Dataset entries

++++

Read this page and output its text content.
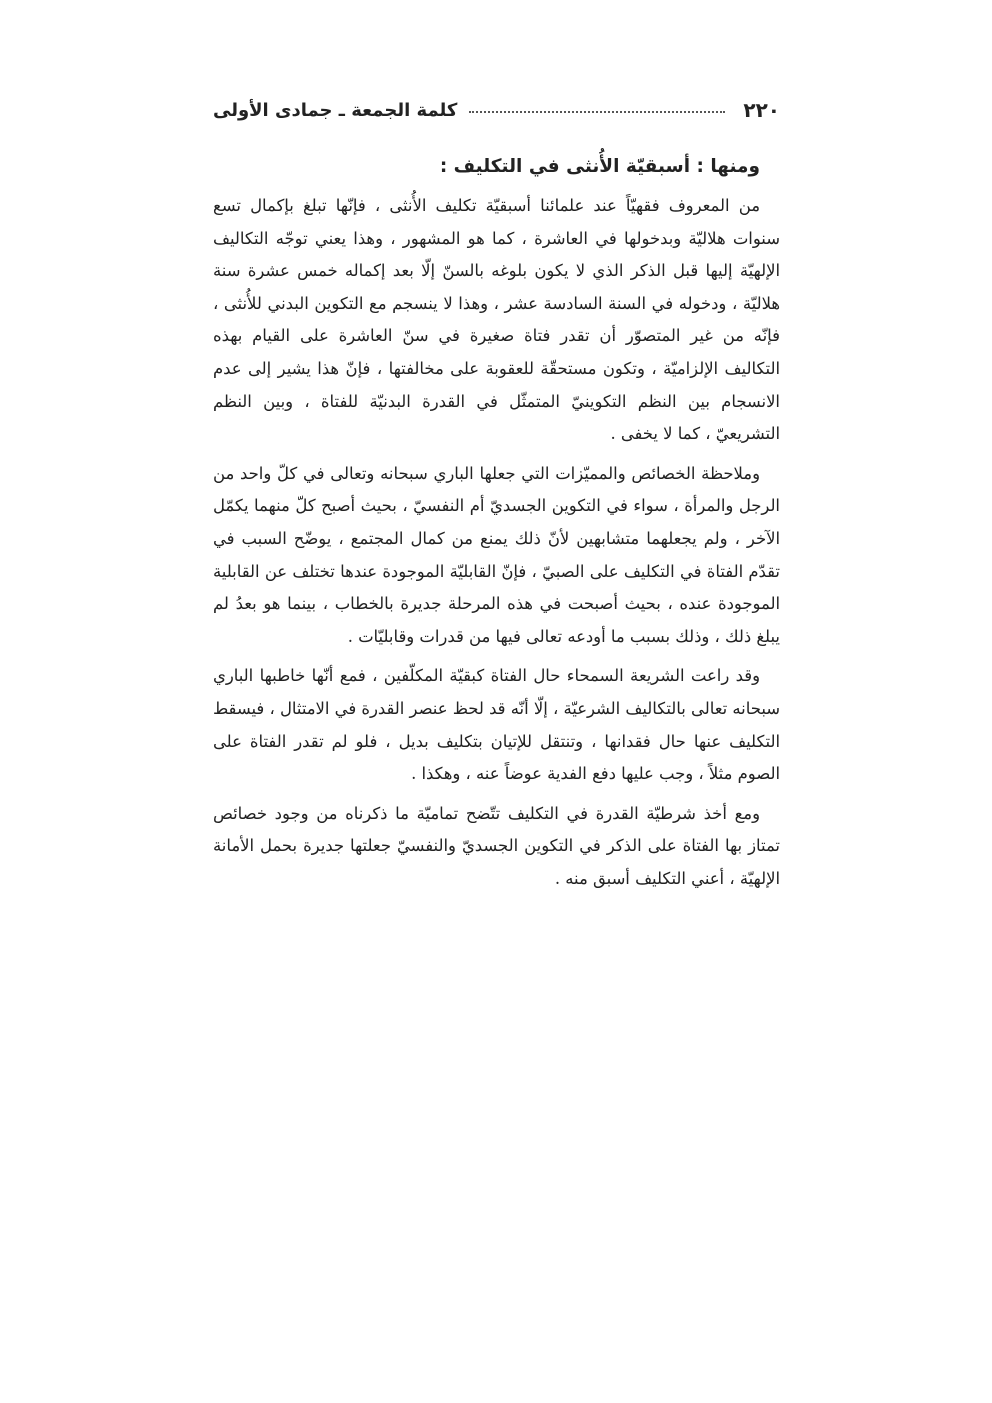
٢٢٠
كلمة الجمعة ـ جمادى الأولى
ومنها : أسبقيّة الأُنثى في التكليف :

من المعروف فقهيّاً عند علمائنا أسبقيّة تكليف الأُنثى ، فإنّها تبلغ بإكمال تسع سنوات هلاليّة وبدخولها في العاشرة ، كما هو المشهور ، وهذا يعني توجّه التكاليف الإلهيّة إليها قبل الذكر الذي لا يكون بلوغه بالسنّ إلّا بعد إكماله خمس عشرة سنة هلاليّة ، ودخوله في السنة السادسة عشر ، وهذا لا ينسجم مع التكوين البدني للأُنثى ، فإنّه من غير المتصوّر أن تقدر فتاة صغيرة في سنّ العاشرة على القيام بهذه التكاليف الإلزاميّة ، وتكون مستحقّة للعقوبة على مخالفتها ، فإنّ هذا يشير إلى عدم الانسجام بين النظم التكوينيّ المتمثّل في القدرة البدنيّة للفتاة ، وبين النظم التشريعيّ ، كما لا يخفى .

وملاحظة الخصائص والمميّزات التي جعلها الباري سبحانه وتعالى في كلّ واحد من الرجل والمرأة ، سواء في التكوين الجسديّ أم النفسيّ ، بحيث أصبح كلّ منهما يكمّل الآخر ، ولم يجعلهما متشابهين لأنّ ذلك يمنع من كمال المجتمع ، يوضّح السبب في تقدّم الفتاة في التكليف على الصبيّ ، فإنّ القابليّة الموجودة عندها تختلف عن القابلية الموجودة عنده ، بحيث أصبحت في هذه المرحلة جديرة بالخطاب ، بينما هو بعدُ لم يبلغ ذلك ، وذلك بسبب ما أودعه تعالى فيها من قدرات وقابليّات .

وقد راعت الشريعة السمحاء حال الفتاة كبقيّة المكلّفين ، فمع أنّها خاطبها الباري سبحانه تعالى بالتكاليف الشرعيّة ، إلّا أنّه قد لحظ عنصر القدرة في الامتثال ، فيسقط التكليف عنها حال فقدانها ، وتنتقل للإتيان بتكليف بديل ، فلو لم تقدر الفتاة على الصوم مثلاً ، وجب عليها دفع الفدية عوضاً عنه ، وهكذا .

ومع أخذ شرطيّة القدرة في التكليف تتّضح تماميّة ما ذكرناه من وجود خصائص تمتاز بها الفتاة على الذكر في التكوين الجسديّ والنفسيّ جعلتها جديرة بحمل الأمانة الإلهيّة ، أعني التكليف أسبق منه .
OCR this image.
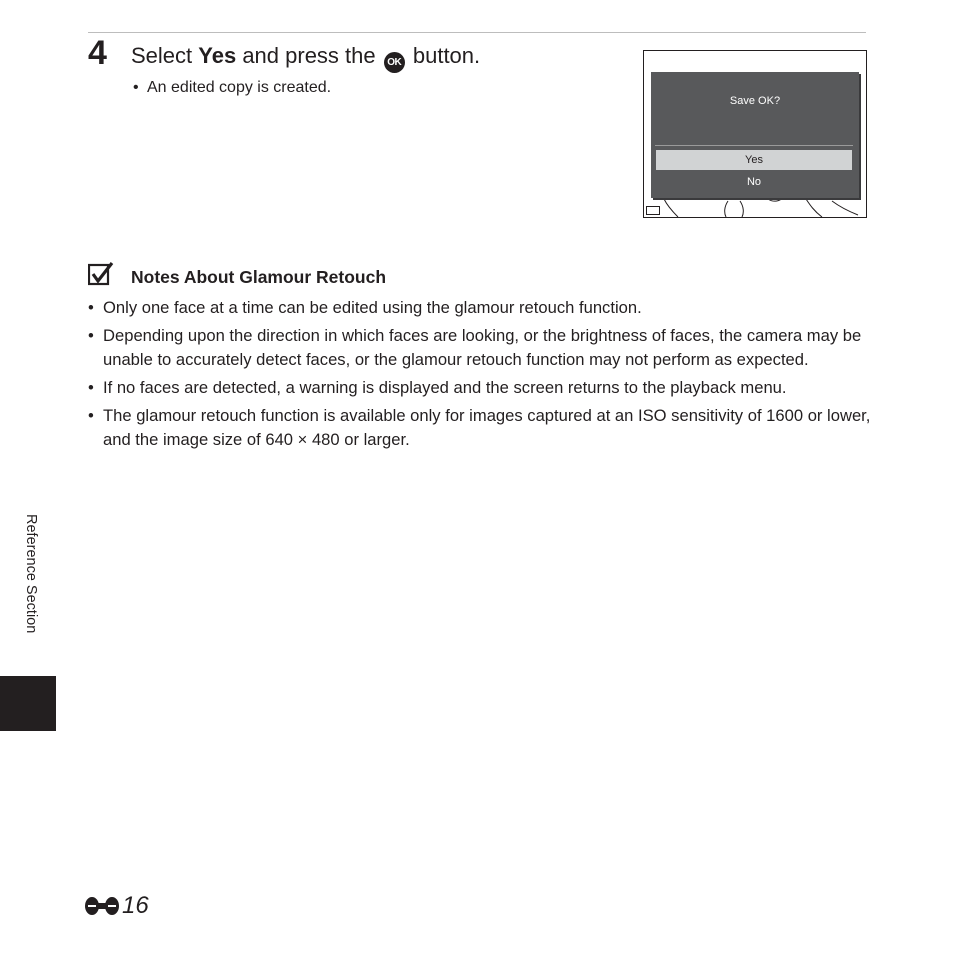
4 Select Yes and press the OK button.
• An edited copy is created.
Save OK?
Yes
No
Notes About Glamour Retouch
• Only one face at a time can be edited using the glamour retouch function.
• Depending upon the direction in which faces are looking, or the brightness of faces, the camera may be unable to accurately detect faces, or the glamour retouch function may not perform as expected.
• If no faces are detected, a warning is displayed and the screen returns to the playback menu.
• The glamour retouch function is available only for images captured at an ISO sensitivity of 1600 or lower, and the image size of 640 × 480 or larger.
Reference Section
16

++++

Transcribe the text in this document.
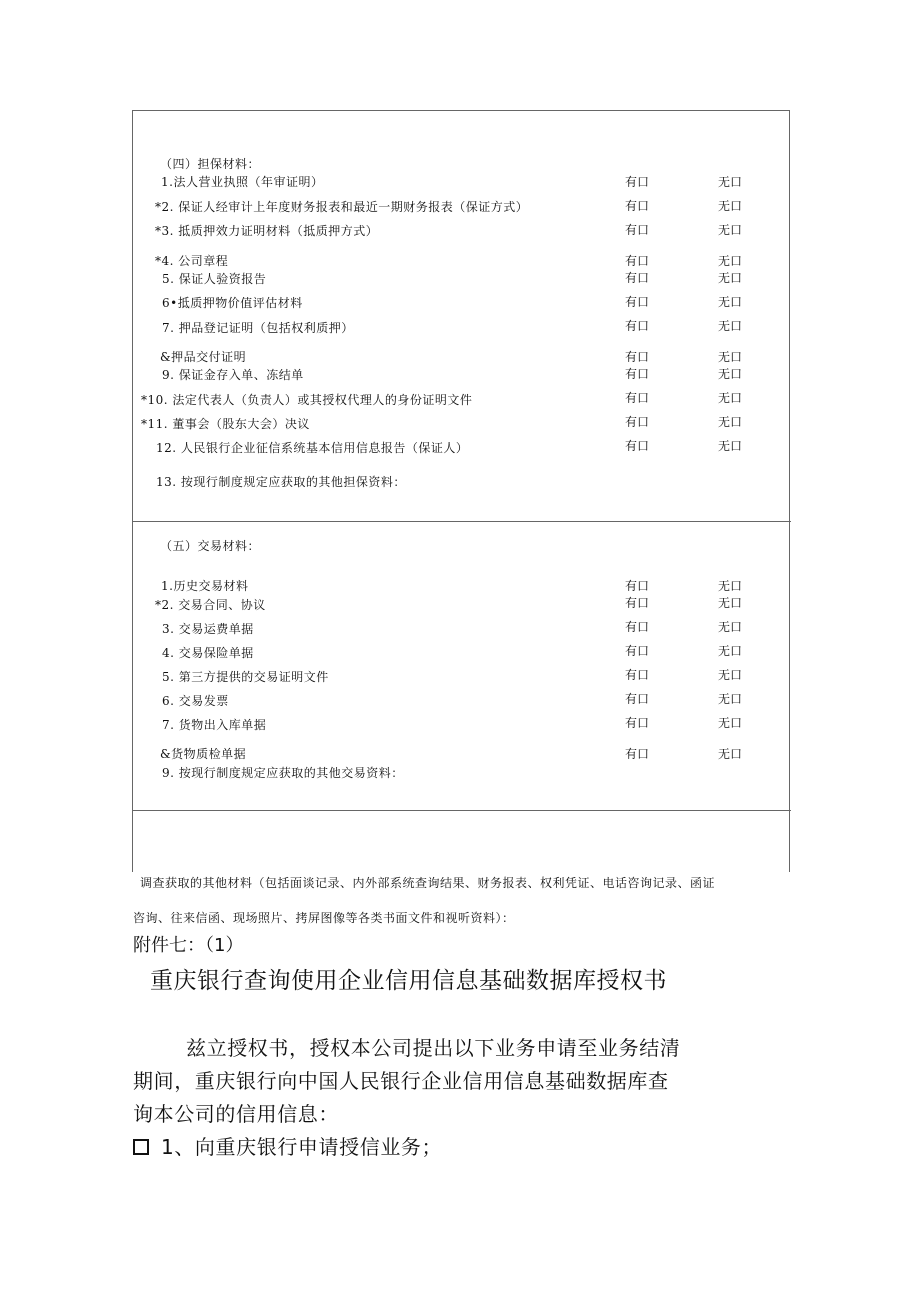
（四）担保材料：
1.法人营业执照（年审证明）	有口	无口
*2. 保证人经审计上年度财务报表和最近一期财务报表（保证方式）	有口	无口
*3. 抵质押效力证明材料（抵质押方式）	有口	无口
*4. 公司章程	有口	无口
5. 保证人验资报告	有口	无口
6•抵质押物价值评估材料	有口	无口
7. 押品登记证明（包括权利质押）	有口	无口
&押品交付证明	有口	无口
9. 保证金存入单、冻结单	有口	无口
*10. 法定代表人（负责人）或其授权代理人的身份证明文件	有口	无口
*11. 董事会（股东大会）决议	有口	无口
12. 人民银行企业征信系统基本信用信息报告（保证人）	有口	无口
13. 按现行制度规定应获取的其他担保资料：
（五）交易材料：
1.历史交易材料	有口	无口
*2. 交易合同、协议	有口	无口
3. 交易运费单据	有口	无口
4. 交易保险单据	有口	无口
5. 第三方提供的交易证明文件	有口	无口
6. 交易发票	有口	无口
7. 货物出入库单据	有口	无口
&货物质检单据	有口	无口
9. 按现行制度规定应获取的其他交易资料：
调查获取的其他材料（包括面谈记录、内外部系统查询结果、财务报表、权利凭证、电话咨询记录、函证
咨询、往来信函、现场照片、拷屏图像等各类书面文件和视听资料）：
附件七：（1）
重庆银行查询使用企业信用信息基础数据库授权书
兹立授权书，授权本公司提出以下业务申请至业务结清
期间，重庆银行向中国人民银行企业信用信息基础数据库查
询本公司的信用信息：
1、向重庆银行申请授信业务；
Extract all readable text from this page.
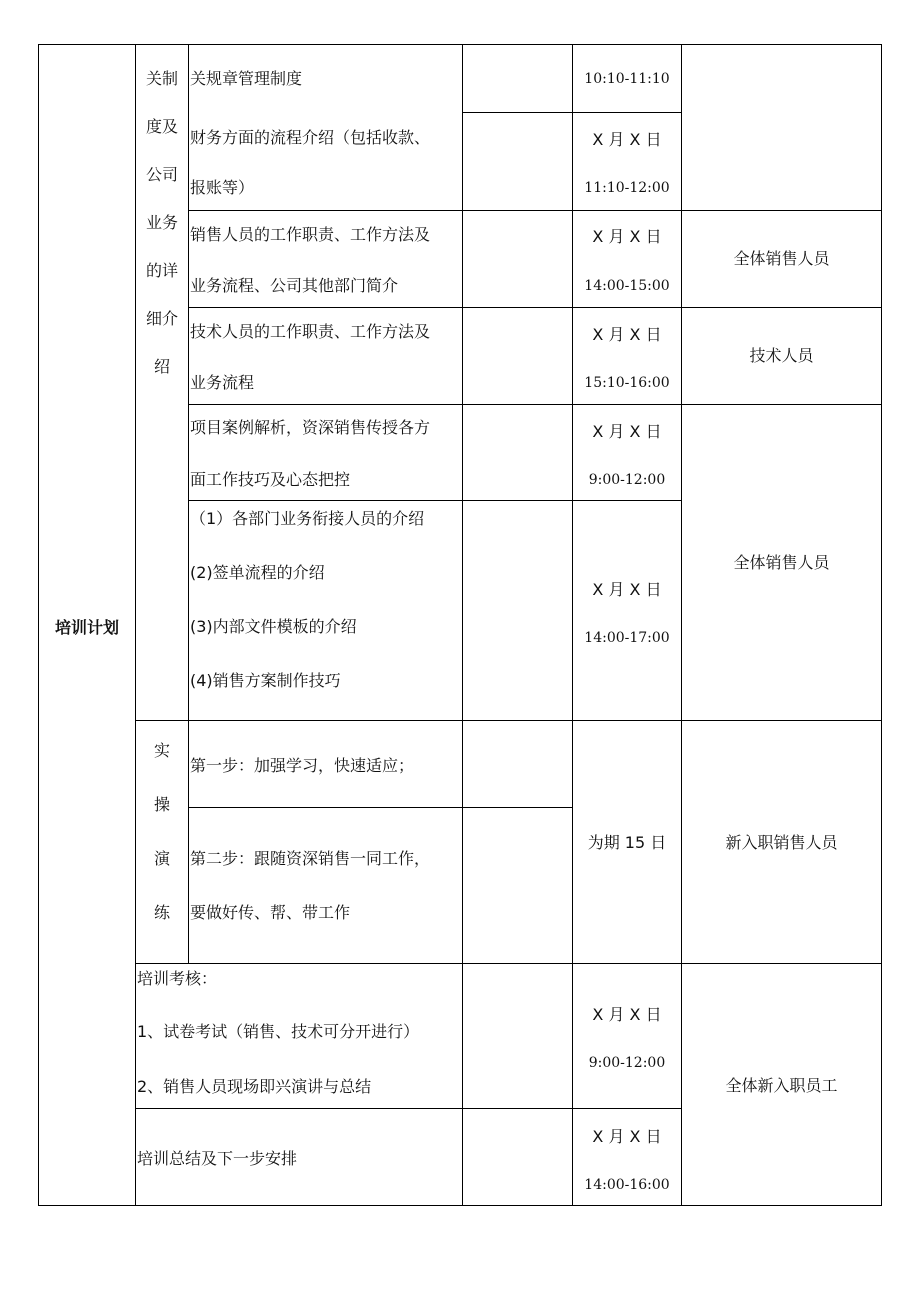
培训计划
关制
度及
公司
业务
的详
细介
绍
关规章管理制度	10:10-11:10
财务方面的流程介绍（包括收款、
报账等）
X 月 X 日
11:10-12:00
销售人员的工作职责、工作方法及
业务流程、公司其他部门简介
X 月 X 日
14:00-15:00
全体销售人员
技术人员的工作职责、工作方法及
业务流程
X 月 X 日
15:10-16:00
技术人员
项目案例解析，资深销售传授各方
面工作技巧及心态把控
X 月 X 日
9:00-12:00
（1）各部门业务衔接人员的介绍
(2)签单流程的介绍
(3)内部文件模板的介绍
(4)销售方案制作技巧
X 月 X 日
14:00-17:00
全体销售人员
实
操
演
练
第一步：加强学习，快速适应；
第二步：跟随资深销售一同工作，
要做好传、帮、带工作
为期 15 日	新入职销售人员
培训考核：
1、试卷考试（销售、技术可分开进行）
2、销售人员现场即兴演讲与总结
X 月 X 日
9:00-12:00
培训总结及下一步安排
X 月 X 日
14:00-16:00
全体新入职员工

++++

--- Problem ---
Which lines include the word "this"? List them all.

--- In response ---
Read this page and output its text content.
OCR this image.
Transcribe the text in this document.
Extract all readable text from this page.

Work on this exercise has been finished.